**Instruction**
Copy the rows word for word, starting with the first row and going on through the row that contains "lon-tick-label: 20°W (794, 1350, 844, 1371)".

**Dataset**

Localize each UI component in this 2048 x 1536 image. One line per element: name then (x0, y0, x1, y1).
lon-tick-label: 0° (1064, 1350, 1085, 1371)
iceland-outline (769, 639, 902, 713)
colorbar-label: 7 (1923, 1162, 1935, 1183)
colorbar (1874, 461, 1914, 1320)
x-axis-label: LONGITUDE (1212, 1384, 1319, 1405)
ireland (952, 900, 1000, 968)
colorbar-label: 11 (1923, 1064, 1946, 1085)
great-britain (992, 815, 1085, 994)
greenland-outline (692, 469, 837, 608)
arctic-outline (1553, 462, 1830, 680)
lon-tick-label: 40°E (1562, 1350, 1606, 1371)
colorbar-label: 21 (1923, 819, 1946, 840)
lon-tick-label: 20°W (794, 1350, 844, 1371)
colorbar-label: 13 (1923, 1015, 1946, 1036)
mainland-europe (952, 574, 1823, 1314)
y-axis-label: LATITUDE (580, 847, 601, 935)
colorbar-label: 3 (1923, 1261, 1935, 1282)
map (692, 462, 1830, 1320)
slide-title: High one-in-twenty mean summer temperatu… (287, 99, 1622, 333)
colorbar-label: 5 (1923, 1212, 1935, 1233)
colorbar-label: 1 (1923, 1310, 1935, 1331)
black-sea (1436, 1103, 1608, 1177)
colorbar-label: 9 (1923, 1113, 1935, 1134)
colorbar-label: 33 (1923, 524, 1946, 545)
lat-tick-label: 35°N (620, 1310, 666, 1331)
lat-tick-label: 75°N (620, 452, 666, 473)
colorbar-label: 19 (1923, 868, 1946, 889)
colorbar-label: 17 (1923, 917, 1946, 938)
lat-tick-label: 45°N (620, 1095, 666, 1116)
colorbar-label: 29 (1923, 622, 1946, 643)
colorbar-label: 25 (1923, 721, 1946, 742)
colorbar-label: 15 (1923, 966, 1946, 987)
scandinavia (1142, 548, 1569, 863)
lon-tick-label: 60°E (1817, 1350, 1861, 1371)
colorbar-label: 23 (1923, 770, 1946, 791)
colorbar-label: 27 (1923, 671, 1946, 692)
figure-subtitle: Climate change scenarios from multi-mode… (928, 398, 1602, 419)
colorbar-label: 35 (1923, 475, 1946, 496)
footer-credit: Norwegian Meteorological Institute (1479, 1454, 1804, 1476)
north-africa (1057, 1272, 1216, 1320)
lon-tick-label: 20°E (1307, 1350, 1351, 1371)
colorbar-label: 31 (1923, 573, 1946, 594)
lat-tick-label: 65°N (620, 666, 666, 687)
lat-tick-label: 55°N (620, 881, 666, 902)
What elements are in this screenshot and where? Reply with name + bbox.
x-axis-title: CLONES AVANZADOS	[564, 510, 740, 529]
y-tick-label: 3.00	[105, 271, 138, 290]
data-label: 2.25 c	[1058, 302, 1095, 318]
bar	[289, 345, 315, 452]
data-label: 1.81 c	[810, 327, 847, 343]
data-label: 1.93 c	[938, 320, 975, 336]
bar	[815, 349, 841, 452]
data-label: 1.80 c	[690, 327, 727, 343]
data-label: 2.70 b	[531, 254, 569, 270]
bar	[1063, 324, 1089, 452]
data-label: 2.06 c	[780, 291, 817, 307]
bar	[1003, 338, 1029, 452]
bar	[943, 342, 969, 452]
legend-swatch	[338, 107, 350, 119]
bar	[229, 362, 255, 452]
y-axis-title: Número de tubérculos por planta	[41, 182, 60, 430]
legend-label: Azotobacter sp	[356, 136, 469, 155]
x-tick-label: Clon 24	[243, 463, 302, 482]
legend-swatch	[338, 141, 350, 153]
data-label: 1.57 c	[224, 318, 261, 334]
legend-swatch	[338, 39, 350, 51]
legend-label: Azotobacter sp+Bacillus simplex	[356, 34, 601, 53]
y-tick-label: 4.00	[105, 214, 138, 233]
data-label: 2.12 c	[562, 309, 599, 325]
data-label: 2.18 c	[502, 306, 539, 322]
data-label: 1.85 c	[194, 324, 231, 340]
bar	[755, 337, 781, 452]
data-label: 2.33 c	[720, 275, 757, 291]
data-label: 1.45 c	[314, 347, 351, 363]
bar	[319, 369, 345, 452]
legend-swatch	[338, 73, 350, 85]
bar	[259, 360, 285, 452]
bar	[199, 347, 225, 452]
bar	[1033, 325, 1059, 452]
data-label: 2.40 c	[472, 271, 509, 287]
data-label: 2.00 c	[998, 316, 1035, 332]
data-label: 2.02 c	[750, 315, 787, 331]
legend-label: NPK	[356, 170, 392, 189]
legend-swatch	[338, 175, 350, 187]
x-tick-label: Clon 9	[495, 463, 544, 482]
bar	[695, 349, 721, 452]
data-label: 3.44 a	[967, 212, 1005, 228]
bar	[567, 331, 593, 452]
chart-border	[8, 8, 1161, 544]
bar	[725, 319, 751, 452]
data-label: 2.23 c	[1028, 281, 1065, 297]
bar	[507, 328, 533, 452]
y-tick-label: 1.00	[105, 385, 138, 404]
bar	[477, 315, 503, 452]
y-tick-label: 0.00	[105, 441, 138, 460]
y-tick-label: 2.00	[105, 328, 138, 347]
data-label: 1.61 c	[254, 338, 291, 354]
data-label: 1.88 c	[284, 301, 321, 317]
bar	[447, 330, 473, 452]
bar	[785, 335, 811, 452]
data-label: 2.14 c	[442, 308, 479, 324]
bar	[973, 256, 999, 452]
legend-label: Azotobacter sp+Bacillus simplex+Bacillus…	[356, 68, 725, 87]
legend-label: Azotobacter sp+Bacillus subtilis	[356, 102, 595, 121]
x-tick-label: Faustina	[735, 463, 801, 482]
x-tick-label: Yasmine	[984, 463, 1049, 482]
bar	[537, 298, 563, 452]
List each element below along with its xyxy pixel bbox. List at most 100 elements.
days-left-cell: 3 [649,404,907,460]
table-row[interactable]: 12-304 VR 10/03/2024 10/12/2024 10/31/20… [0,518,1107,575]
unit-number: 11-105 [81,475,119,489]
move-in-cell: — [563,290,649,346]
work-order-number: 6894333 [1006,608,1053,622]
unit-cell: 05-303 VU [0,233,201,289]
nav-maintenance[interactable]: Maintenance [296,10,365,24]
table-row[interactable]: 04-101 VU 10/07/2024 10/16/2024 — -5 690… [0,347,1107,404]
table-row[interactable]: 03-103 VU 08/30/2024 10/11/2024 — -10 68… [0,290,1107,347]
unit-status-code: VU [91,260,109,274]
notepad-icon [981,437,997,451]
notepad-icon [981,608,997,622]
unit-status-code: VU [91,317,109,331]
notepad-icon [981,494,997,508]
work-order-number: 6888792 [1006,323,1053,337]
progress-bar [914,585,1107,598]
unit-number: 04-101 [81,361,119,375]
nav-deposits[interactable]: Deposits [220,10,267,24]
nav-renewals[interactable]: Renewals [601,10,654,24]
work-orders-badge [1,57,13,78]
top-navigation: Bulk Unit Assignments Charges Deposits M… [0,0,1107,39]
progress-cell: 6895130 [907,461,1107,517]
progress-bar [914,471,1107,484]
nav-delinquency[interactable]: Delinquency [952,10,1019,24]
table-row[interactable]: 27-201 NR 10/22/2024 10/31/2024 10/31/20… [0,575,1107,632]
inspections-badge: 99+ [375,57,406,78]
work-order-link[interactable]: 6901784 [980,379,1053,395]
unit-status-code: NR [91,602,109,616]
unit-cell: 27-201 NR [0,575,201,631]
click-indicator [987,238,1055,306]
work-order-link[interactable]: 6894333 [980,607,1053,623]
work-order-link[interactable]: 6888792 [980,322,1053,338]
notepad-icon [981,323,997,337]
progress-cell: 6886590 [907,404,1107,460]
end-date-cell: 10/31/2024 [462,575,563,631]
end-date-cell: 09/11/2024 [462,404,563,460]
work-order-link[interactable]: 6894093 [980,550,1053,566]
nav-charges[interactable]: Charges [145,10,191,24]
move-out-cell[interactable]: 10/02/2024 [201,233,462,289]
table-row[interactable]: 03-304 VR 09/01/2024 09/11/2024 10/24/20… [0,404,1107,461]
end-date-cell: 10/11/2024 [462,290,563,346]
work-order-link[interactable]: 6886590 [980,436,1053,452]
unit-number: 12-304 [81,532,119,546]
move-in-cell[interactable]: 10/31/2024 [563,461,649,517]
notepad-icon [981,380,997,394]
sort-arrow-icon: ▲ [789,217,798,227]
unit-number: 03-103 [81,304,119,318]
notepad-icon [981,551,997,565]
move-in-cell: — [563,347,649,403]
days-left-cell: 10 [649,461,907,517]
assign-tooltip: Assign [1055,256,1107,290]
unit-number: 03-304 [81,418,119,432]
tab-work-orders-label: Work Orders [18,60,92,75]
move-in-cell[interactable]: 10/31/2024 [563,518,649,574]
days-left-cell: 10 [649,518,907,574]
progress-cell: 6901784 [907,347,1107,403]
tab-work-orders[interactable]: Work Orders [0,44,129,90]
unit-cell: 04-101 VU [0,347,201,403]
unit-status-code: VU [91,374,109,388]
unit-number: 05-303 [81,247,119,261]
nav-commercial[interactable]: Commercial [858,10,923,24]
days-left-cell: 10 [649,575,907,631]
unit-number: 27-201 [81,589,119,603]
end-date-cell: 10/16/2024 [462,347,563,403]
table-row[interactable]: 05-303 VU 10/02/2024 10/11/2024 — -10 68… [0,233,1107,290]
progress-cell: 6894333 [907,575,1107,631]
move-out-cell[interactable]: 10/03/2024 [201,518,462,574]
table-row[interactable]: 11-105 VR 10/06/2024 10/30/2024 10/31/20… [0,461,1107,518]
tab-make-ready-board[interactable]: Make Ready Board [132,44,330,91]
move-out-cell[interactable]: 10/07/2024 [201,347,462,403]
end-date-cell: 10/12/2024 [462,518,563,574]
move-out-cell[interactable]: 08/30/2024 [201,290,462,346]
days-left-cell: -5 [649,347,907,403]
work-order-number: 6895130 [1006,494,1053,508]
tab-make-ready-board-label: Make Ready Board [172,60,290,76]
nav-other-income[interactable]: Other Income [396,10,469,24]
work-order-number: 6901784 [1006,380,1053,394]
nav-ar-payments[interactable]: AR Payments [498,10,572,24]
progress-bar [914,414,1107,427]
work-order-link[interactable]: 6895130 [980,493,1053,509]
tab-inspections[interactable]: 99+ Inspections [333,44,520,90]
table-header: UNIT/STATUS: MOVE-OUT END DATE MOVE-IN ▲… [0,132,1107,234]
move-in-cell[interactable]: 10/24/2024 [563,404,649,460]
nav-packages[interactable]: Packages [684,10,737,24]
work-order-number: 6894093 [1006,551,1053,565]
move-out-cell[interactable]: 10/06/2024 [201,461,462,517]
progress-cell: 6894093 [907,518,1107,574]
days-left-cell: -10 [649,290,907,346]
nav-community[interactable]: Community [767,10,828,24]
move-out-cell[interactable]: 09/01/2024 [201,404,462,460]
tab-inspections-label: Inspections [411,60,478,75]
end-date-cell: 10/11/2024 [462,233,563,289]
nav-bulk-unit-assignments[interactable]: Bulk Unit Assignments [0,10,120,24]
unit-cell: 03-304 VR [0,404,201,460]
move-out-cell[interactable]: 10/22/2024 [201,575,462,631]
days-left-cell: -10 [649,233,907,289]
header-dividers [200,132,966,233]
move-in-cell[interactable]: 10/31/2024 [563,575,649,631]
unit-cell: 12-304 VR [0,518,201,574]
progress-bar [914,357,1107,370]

**Solution to this exercise**
Localize each UI component in this 2048 x 1536 image. One line per element: name then (x0, y0, x1, y1).
lon-tick-label: 0° (1064, 1350, 1085, 1371)
iceland-outline (769, 639, 902, 713)
colorbar-label: 7 (1923, 1162, 1935, 1183)
colorbar (1874, 461, 1914, 1320)
x-axis-label: LONGITUDE (1212, 1384, 1319, 1405)
ireland (952, 900, 1000, 968)
colorbar-label: 11 (1923, 1064, 1946, 1085)
great-britain (992, 815, 1085, 994)
greenland-outline (692, 469, 837, 608)
arctic-outline (1553, 462, 1830, 680)
lon-tick-label: 40°E (1562, 1350, 1606, 1371)
colorbar-label: 21 (1923, 819, 1946, 840)
lon-tick-label: 20°W (794, 1350, 844, 1371)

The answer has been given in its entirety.